- **Recorded data**
____

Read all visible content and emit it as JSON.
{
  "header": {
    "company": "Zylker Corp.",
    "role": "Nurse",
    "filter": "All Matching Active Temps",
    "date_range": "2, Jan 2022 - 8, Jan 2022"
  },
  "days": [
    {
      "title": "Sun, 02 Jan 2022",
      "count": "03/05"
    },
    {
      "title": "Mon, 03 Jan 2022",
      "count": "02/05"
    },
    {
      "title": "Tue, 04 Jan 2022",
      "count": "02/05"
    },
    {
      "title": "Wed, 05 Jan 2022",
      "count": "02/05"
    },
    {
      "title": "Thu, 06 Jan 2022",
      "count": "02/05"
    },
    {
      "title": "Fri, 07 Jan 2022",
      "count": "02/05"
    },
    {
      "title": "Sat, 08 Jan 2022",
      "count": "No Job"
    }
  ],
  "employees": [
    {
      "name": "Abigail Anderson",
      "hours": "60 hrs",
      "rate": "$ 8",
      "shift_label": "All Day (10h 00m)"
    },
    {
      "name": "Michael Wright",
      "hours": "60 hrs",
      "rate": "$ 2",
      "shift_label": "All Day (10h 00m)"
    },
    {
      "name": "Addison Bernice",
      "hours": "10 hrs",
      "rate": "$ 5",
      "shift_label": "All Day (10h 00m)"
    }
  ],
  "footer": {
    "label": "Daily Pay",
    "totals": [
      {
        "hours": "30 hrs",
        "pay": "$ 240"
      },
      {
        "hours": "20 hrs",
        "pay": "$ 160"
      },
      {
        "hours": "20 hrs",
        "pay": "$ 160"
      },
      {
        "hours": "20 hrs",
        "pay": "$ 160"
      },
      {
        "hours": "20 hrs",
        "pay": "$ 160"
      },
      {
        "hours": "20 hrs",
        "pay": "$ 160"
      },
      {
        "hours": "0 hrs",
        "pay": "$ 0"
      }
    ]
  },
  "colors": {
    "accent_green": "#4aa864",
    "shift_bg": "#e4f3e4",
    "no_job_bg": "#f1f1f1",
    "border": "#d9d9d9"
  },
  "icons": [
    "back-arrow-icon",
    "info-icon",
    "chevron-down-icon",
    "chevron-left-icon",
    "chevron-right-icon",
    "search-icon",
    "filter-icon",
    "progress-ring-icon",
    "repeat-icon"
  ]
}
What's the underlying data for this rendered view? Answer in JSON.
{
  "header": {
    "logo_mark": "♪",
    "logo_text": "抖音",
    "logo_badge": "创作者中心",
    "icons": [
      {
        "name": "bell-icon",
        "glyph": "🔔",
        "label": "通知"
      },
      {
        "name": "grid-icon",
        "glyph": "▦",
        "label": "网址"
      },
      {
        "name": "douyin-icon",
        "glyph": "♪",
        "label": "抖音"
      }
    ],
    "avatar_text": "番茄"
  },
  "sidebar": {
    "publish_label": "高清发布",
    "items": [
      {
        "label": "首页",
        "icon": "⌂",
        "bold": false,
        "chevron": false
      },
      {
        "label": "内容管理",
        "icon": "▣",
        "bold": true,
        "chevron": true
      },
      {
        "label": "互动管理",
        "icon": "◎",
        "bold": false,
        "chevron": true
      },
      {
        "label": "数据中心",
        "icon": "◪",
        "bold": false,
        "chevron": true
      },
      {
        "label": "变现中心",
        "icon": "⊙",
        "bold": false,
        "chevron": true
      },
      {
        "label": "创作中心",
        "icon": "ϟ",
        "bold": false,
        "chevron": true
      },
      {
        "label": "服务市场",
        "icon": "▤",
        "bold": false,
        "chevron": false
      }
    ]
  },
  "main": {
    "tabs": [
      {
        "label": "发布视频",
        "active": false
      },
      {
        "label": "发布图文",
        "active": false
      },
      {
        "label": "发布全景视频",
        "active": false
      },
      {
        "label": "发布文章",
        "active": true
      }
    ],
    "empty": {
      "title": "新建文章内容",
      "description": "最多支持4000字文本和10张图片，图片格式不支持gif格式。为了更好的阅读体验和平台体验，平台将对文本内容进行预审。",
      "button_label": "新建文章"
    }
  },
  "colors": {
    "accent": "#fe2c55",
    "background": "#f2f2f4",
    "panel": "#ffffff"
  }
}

____

- **Short exercise**
Copy out the data shown above without altering anything.

- **Solution to this task**
Read all visible content and emit it as JSON.
{
  "header": {
    "company": "Zylker Corp.",
    "role": "Nurse",
    "filter": "All Matching Active Temps",
    "date_range": "2, Jan 2022 - 8, Jan 2022"
  },
  "days": [
    {
      "title": "Sun, 02 Jan 2022",
      "count": "03/05"
    },
    {
      "title": "Mon, 03 Jan 2022",
      "count": "02/05"
    },
    {
      "title": "Tue, 04 Jan 2022",
      "count": "02/05"
    },
    {
      "title": "Wed, 05 Jan 2022",
      "count": "02/05"
    },
    {
      "title": "Thu, 06 Jan 2022",
      "count": "02/05"
    },
    {
      "title": "Fri, 07 Jan 2022",
      "count": "02/05"
    },
    {
      "title": "Sat, 08 Jan 2022",
      "count": "No Job"
    }
  ],
  "employees": [
    {
      "name": "Abigail Anderson",
      "hours": "60 hrs",
      "rate": "$ 8",
      "shift_label": "All Day (10h 00m)"
    },
    {
      "name": "Michael Wright",
      "hours": "60 hrs",
      "rate": "$ 2",
      "shift_label": "All Day (10h 00m)"
    },
    {
      "name": "Addison Bernice",
      "hours": "10 hrs",
      "rate": "$ 5",
      "shift_label": "All Day (10h 00m)"
    }
  ],
  "footer": {
    "label": "Daily Pay",
    "totals": [
      {
        "hours": "30 hrs",
        "pay": "$ 240"
      },
      {
        "hours": "20 hrs",
        "pay": "$ 160"
      },
      {
        "hours": "20 hrs",
        "pay": "$ 160"
      },
      {
        "hours": "20 hrs",
        "pay": "$ 160"
      },
      {
        "hours": "20 hrs",
        "pay": "$ 160"
      },
      {
        "hours": "20 hrs",
        "pay": "$ 160"
      },
      {
        "hours": "0 hrs",
        "pay": "$ 0"
      }
    ]
  },
  "colors": {
    "accent_green": "#4aa864",
    "shift_bg": "#e4f3e4",
    "no_job_bg": "#f1f1f1",
    "border": "#d9d9d9"
  },
  "icons": [
    "back-arrow-icon",
    "info-icon",
    "chevron-down-icon",
    "chevron-left-icon",
    "chevron-right-icon",
    "search-icon",
    "filter-icon",
    "progress-ring-icon",
    "repeat-icon"
  ]
}
What's the underlying data for this rendered view? Answer in JSON.
{
  "header": {
    "logo_mark": "♪",
    "logo_text": "抖音",
    "logo_badge": "创作者中心",
    "icons": [
      {
        "name": "bell-icon",
        "glyph": "🔔",
        "label": "通知"
      },
      {
        "name": "grid-icon",
        "glyph": "▦",
        "label": "网址"
      },
      {
        "name": "douyin-icon",
        "glyph": "♪",
        "label": "抖音"
      }
    ],
    "avatar_text": "番茄"
  },
  "sidebar": {
    "publish_label": "高清发布",
    "items": [
      {
        "label": "首页",
        "icon": "⌂",
        "bold": false,
        "chevron": false
      },
      {
        "label": "内容管理",
        "icon": "▣",
        "bold": true,
        "chevron": true
      },
      {
        "label": "互动管理",
        "icon": "◎",
        "bold": false,
        "chevron": true
      },
      {
        "label": "数据中心",
        "icon": "◪",
        "bold": false,
        "chevron": true
      },
      {
        "label": "变现中心",
        "icon": "⊙",
        "bold": false,
        "chevron": true
      },
      {
        "label": "创作中心",
        "icon": "ϟ",
        "bold": false,
        "chevron": true
      },
      {
        "label": "服务市场",
        "icon": "▤",
        "bold": false,
        "chevron": false
      }
    ]
  },
  "main": {
    "tabs": [
      {
        "label": "发布视频",
        "active": false
      },
      {
        "label": "发布图文",
        "active": false
      },
      {
        "label": "发布全景视频",
        "active": false
      },
      {
        "label": "发布文章",
        "active": true
      }
    ],
    "empty": {
      "title": "新建文章内容",
      "description": "最多支持4000字文本和10张图片，图片格式不支持gif格式。为了更好的阅读体验和平台体验，平台将对文本内容进行预审。",
      "button_label": "新建文章"
    }
  },
  "colors": {
    "accent": "#fe2c55",
    "background": "#f2f2f4",
    "panel": "#ffffff"
  }
}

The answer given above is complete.